____ RAW RECORDS

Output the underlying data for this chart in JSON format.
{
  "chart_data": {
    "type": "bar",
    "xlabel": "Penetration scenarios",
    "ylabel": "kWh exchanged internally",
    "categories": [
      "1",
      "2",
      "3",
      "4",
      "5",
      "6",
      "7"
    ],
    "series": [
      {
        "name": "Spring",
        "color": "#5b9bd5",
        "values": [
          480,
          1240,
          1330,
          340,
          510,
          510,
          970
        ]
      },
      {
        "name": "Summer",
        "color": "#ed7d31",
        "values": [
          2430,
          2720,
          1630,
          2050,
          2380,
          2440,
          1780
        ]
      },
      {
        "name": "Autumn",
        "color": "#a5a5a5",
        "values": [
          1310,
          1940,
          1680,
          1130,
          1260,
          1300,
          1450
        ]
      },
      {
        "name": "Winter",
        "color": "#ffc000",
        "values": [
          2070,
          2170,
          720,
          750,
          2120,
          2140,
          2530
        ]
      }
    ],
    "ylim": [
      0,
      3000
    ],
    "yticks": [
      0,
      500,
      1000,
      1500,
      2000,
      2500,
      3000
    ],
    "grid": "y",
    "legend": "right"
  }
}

________

» **PROBLEM TO WORK ON**: Show every line in the entries where the string "name" occurs.

» **COMPLETED TASK**:
        "name": "Spring",
        "name": "Summer",
        "name": "Autumn",
        "name": "Winter",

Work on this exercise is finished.